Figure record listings
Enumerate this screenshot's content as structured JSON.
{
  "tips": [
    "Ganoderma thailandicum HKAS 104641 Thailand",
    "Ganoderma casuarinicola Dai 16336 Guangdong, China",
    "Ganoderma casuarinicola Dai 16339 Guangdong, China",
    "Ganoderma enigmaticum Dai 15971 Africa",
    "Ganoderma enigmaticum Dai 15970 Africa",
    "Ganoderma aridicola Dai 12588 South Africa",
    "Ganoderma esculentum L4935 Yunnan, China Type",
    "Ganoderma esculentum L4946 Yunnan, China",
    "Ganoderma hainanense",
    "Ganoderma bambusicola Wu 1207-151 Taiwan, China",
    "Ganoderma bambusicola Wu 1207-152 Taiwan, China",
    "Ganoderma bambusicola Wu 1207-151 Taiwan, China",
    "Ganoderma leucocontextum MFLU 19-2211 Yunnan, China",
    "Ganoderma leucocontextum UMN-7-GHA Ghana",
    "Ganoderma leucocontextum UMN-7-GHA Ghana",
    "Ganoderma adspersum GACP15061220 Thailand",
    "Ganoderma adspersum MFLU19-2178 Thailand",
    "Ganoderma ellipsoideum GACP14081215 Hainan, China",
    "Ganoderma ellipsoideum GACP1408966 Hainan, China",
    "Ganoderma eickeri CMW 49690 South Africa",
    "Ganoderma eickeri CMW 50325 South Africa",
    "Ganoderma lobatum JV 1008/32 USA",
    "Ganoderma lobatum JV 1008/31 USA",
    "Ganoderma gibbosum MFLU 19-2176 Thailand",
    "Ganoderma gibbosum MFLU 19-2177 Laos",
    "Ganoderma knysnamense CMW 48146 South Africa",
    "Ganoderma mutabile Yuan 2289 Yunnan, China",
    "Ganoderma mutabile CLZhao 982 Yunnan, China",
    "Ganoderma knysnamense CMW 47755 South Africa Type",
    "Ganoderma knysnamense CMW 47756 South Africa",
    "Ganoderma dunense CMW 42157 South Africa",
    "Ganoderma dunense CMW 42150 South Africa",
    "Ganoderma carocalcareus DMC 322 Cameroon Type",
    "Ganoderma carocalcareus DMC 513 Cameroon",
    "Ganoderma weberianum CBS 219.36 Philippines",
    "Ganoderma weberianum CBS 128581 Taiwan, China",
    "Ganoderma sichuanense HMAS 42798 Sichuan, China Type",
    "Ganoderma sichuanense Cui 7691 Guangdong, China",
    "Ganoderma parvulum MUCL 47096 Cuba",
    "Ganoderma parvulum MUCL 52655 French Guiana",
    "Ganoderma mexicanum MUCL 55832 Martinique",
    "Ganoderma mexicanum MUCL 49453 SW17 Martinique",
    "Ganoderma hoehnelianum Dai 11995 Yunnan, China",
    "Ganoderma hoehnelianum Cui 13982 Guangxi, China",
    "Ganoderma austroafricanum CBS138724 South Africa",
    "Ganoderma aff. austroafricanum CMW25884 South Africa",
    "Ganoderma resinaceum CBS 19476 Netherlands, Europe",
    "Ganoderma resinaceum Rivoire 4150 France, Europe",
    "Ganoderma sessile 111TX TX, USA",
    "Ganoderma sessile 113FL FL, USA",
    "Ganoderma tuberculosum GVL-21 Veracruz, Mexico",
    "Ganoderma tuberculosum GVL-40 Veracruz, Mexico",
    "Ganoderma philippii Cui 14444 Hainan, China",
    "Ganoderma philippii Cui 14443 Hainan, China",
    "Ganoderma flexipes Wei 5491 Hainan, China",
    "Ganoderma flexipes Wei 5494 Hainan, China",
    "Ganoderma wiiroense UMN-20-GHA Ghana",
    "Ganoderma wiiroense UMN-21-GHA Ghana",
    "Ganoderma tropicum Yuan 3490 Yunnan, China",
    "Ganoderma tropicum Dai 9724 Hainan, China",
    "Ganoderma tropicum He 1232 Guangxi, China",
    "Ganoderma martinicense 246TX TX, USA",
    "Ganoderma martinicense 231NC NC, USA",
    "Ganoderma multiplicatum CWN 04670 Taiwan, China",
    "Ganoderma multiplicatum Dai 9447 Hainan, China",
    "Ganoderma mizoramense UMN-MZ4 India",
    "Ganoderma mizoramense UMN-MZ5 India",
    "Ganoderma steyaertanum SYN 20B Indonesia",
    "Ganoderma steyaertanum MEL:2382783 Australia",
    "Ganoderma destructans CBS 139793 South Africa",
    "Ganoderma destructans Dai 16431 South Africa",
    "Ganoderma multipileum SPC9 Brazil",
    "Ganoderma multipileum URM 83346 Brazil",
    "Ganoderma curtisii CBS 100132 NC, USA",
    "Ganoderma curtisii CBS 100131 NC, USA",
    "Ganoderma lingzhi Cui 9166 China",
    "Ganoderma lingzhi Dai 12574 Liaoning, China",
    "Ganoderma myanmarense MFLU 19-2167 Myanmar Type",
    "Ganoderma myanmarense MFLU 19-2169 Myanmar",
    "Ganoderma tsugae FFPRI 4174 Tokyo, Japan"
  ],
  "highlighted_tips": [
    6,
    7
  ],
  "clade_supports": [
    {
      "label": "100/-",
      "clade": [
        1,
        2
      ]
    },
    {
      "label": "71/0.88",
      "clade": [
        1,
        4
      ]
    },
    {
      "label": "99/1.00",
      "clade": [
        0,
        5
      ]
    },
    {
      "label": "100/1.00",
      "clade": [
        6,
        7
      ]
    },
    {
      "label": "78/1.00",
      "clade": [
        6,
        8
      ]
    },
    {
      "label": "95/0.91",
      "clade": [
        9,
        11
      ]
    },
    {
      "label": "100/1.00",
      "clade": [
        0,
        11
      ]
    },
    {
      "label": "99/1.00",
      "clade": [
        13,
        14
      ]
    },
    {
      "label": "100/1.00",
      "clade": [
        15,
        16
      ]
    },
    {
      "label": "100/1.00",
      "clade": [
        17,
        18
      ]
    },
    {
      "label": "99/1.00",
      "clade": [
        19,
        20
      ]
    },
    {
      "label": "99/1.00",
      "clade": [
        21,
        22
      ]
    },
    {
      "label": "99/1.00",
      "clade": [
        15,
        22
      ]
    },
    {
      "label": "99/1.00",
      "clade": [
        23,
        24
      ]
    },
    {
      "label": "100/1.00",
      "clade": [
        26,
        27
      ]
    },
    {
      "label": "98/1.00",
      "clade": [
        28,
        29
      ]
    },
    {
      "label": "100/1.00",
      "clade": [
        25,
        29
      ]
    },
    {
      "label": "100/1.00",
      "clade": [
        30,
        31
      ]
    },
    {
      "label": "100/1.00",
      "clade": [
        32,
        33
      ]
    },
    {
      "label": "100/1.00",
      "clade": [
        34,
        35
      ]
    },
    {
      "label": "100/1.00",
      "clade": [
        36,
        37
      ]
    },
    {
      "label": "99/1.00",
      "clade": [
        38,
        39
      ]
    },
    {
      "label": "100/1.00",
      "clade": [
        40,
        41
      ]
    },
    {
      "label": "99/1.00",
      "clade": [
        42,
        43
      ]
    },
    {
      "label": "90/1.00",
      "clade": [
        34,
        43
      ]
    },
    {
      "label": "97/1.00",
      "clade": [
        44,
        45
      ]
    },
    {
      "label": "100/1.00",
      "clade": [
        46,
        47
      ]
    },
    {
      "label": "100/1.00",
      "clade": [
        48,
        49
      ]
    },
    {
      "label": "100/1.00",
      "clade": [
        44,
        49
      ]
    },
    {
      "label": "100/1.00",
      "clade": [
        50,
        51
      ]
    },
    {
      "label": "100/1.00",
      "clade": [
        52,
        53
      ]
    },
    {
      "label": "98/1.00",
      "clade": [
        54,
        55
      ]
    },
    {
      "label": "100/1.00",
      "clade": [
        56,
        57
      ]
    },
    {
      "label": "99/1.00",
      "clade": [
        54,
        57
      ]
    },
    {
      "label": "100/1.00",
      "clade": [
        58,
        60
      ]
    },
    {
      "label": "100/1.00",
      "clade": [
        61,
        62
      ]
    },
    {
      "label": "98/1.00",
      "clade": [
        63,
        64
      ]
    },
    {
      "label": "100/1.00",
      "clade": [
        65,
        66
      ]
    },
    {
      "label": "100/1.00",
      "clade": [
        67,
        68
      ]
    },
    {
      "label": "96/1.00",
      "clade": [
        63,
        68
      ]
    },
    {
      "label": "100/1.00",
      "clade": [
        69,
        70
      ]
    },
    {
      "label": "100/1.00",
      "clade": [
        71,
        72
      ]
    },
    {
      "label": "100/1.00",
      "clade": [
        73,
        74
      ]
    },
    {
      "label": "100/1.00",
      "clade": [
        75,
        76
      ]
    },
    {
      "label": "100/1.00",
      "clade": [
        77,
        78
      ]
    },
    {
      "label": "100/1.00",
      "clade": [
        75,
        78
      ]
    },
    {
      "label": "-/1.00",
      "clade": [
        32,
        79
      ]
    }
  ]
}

Exercise: Filter the listing above by the word "austroafricanum"; copy each line that passes.

Problem solution:
    "Ganoderma austroafricanum CBS138724 South Africa",
    "Ganoderma aff. austroafricanum CMW25884 South Africa",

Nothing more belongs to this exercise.